■ **Work to complete**: Present the following entries again, word for word and in full.

--*--

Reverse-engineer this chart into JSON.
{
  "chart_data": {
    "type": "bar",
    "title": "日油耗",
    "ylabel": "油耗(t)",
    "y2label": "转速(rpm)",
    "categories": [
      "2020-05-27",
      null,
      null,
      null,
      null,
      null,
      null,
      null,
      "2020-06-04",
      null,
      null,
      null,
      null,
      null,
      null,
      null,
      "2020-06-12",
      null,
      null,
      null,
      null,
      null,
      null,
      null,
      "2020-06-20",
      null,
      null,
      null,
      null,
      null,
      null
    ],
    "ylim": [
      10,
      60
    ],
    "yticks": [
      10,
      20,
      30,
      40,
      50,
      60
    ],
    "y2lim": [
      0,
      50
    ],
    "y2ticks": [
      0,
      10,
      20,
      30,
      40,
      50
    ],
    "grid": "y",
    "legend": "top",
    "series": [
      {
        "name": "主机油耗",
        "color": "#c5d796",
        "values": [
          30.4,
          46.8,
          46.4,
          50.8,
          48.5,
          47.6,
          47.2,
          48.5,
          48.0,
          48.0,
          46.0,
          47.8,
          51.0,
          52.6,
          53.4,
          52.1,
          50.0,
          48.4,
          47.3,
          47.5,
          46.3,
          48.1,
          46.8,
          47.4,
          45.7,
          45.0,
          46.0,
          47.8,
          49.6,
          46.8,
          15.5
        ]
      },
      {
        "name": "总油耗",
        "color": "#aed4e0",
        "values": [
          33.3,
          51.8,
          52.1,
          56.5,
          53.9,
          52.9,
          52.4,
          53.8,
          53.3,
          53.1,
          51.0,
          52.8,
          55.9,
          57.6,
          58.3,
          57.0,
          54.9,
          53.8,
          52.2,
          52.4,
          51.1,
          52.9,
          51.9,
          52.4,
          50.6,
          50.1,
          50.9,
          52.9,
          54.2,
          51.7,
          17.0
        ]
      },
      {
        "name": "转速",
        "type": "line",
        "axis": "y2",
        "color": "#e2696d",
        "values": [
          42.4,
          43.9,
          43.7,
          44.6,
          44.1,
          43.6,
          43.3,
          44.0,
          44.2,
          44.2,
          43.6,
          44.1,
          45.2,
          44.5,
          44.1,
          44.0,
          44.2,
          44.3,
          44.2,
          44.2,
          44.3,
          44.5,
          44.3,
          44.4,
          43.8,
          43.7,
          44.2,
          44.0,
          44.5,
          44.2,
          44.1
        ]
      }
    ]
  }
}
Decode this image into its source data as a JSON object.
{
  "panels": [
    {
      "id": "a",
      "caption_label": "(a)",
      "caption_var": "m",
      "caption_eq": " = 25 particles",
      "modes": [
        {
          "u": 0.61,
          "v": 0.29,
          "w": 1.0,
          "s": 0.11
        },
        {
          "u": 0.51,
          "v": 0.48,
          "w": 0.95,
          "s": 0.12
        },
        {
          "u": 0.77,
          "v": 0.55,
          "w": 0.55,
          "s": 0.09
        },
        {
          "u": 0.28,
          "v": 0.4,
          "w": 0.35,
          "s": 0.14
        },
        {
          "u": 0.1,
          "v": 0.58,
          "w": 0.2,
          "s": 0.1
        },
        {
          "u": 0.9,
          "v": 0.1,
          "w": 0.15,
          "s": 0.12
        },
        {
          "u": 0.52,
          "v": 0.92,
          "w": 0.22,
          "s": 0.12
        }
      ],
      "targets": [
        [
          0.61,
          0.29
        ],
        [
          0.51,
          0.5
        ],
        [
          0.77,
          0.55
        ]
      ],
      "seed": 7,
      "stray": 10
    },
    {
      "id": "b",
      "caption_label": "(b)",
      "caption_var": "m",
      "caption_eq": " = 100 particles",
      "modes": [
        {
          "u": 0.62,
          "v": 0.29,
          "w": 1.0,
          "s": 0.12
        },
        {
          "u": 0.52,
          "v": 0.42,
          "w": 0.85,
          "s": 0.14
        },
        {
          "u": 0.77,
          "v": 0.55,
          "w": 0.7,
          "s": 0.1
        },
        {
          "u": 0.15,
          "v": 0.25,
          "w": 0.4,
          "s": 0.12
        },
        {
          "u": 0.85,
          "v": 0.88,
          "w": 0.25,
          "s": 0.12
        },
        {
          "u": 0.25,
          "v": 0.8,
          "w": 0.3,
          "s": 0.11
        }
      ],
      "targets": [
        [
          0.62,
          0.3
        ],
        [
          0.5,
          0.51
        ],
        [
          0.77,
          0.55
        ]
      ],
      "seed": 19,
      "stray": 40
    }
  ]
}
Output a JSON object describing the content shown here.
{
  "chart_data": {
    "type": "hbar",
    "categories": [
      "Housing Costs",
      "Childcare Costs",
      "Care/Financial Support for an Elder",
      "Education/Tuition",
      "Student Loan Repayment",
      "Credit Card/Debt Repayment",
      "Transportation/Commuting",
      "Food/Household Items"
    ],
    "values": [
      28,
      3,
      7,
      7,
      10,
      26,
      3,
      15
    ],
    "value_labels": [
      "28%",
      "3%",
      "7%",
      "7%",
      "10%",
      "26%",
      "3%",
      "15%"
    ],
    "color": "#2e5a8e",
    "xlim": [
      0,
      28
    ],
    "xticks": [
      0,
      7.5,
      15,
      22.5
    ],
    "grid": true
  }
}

--*--

■ **Response to the task**:
Reverse-engineer this chart into JSON.
{
  "chart_data": {
    "type": "bar",
    "title": "日油耗",
    "ylabel": "油耗(t)",
    "y2label": "转速(rpm)",
    "categories": [
      "2020-05-27",
      null,
      null,
      null,
      null,
      null,
      null,
      null,
      "2020-06-04",
      null,
      null,
      null,
      null,
      null,
      null,
      null,
      "2020-06-12",
      null,
      null,
      null,
      null,
      null,
      null,
      null,
      "2020-06-20",
      null,
      null,
      null,
      null,
      null,
      null
    ],
    "ylim": [
      10,
      60
    ],
    "yticks": [
      10,
      20,
      30,
      40,
      50,
      60
    ],
    "y2lim": [
      0,
      50
    ],
    "y2ticks": [
      0,
      10,
      20,
      30,
      40,
      50
    ],
    "grid": "y",
    "legend": "top",
    "series": [
      {
        "name": "主机油耗",
        "color": "#c5d796",
        "values": [
          30.4,
          46.8,
          46.4,
          50.8,
          48.5,
          47.6,
          47.2,
          48.5,
          48.0,
          48.0,
          46.0,
          47.8,
          51.0,
          52.6,
          53.4,
          52.1,
          50.0,
          48.4,
          47.3,
          47.5,
          46.3,
          48.1,
          46.8,
          47.4,
          45.7,
          45.0,
          46.0,
          47.8,
          49.6,
          46.8,
          15.5
        ]
      },
      {
        "name": "总油耗",
        "color": "#aed4e0",
        "values": [
          33.3,
          51.8,
          52.1,
          56.5,
          53.9,
          52.9,
          52.4,
          53.8,
          53.3,
          53.1,
          51.0,
          52.8,
          55.9,
          57.6,
          58.3,
          57.0,
          54.9,
          53.8,
          52.2,
          52.4,
          51.1,
          52.9,
          51.9,
          52.4,
          50.6,
          50.1,
          50.9,
          52.9,
          54.2,
          51.7,
          17.0
        ]
      },
      {
        "name": "转速",
        "type": "line",
        "axis": "y2",
        "color": "#e2696d",
        "values": [
          42.4,
          43.9,
          43.7,
          44.6,
          44.1,
          43.6,
          43.3,
          44.0,
          44.2,
          44.2,
          43.6,
          44.1,
          45.2,
          44.5,
          44.1,
          44.0,
          44.2,
          44.3,
          44.2,
          44.2,
          44.3,
          44.5,
          44.3,
          44.4,
          43.8,
          43.7,
          44.2,
          44.0,
          44.5,
          44.2,
          44.1
        ]
      }
    ]
  }
}
Decode this image into its source data as a JSON object.
{
  "panels": [
    {
      "id": "a",
      "caption_label": "(a)",
      "caption_var": "m",
      "caption_eq": " = 25 particles",
      "modes": [
        {
          "u": 0.61,
          "v": 0.29,
          "w": 1.0,
          "s": 0.11
        },
        {
          "u": 0.51,
          "v": 0.48,
          "w": 0.95,
          "s": 0.12
        },
        {
          "u": 0.77,
          "v": 0.55,
          "w": 0.55,
          "s": 0.09
        },
        {
          "u": 0.28,
          "v": 0.4,
          "w": 0.35,
          "s": 0.14
        },
        {
          "u": 0.1,
          "v": 0.58,
          "w": 0.2,
          "s": 0.1
        },
        {
          "u": 0.9,
          "v": 0.1,
          "w": 0.15,
          "s": 0.12
        },
        {
          "u": 0.52,
          "v": 0.92,
          "w": 0.22,
          "s": 0.12
        }
      ],
      "targets": [
        [
          0.61,
          0.29
        ],
        [
          0.51,
          0.5
        ],
        [
          0.77,
          0.55
        ]
      ],
      "seed": 7,
      "stray": 10
    },
    {
      "id": "b",
      "caption_label": "(b)",
      "caption_var": "m",
      "caption_eq": " = 100 particles",
      "modes": [
        {
          "u": 0.62,
          "v": 0.29,
          "w": 1.0,
          "s": 0.12
        },
        {
          "u": 0.52,
          "v": 0.42,
          "w": 0.85,
          "s": 0.14
        },
        {
          "u": 0.77,
          "v": 0.55,
          "w": 0.7,
          "s": 0.1
        },
        {
          "u": 0.15,
          "v": 0.25,
          "w": 0.4,
          "s": 0.12
        },
        {
          "u": 0.85,
          "v": 0.88,
          "w": 0.25,
          "s": 0.12
        },
        {
          "u": 0.25,
          "v": 0.8,
          "w": 0.3,
          "s": 0.11
        }
      ],
      "targets": [
        [
          0.62,
          0.3
        ],
        [
          0.5,
          0.51
        ],
        [
          0.77,
          0.55
        ]
      ],
      "seed": 19,
      "stray": 40
    }
  ]
}
Output a JSON object describing the content shown here.
{
  "chart_data": {
    "type": "hbar",
    "categories": [
      "Housing Costs",
      "Childcare Costs",
      "Care/Financial Support for an Elder",
      "Education/Tuition",
      "Student Loan Repayment",
      "Credit Card/Debt Repayment",
      "Transportation/Commuting",
      "Food/Household Items"
    ],
    "values": [
      28,
      3,
      7,
      7,
      10,
      26,
      3,
      15
    ],
    "value_labels": [
      "28%",
      "3%",
      "7%",
      "7%",
      "10%",
      "26%",
      "3%",
      "15%"
    ],
    "color": "#2e5a8e",
    "xlim": [
      0,
      28
    ],
    "xticks": [
      0,
      7.5,
      15,
      22.5
    ],
    "grid": true
  }
}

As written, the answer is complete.